Records excerpted from a collection
____
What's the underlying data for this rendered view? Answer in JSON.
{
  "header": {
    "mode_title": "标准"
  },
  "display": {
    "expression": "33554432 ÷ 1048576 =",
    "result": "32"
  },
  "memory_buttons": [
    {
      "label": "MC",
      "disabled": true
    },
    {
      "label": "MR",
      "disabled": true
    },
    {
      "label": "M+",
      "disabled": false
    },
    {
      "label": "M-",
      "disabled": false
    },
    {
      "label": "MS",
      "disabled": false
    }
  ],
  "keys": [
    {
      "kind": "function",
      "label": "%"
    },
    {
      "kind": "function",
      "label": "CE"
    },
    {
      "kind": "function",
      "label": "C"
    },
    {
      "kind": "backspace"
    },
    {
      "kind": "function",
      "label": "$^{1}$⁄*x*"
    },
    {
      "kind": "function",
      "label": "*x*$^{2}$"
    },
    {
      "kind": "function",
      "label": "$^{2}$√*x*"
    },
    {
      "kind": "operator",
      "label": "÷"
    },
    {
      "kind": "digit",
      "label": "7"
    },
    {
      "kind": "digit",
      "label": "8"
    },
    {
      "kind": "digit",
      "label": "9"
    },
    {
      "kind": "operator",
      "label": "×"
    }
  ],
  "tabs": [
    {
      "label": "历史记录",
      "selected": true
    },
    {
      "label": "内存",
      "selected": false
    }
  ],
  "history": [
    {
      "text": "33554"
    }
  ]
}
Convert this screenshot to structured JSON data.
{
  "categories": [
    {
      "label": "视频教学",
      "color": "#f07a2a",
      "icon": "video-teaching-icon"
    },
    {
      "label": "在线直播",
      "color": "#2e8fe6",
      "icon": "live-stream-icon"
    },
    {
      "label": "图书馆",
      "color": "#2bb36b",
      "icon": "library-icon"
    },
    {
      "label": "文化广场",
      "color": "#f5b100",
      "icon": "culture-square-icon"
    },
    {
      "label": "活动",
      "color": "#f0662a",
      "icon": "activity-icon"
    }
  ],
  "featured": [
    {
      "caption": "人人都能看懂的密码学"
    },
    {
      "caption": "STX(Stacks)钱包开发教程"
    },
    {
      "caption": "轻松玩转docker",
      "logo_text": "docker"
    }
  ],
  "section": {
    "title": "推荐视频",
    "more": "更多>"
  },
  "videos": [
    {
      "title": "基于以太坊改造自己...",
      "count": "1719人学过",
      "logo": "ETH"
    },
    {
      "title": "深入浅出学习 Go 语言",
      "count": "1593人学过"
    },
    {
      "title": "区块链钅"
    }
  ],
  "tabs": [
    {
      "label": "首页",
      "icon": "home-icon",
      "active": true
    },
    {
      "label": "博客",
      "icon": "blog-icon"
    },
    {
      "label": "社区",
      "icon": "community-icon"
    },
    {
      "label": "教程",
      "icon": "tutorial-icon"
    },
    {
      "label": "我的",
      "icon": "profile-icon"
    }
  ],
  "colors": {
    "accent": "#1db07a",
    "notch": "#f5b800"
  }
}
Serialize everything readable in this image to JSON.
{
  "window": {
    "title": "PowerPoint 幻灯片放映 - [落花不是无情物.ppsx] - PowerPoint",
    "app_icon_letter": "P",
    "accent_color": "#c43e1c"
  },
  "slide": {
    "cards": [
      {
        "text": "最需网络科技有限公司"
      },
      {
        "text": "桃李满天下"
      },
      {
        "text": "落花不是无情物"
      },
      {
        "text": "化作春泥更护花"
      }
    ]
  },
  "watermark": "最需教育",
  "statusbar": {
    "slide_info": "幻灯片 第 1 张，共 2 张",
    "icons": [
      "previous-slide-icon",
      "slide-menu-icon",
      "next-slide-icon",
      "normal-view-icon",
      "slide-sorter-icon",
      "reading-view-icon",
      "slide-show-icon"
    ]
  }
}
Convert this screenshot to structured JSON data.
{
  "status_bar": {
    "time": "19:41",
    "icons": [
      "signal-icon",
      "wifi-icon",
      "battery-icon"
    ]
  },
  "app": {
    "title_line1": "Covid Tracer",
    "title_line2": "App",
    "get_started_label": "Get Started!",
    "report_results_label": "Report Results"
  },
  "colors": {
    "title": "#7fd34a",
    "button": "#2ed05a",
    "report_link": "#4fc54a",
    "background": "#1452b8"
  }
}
____
> _What the exercise asks_:
Look above for the line that holds "Serialize everything readable", then copy it and each line after it exactly, through the last line of the data.

> _Solution for this problem_:
Serialize everything readable in this image to JSON.
{
  "window": {
    "title": "PowerPoint 幻灯片放映 - [落花不是无情物.ppsx] - PowerPoint",
    "app_icon_letter": "P",
    "accent_color": "#c43e1c"
  },
  "slide": {
    "cards": [
      {
        "text": "最需网络科技有限公司"
      },
      {
        "text": "桃李满天下"
      },
      {
        "text": "落花不是无情物"
      },
      {
        "text": "化作春泥更护花"
      }
    ]
  },
  "watermark": "最需教育",
  "statusbar": {
    "slide_info": "幻灯片 第 1 张，共 2 张",
    "icons": [
      "previous-slide-icon",
      "slide-menu-icon",
      "next-slide-icon",
      "normal-view-icon",
      "slide-sorter-icon",
      "reading-view-icon",
      "slide-show-icon"
    ]
  }
}
Convert this screenshot to structured JSON data.
{
  "status_bar": {
    "time": "19:41",
    "icons": [
      "signal-icon",
      "wifi-icon",
      "battery-icon"
    ]
  },
  "app": {
    "title_line1": "Covid Tracer",
    "title_line2": "App",
    "get_started_label": "Get Started!",
    "report_results_label": "Report Results"
  },
  "colors": {
    "title": "#7fd34a",
    "button": "#2ed05a",
    "report_link": "#4fc54a",
    "background": "#1452b8"
  }
}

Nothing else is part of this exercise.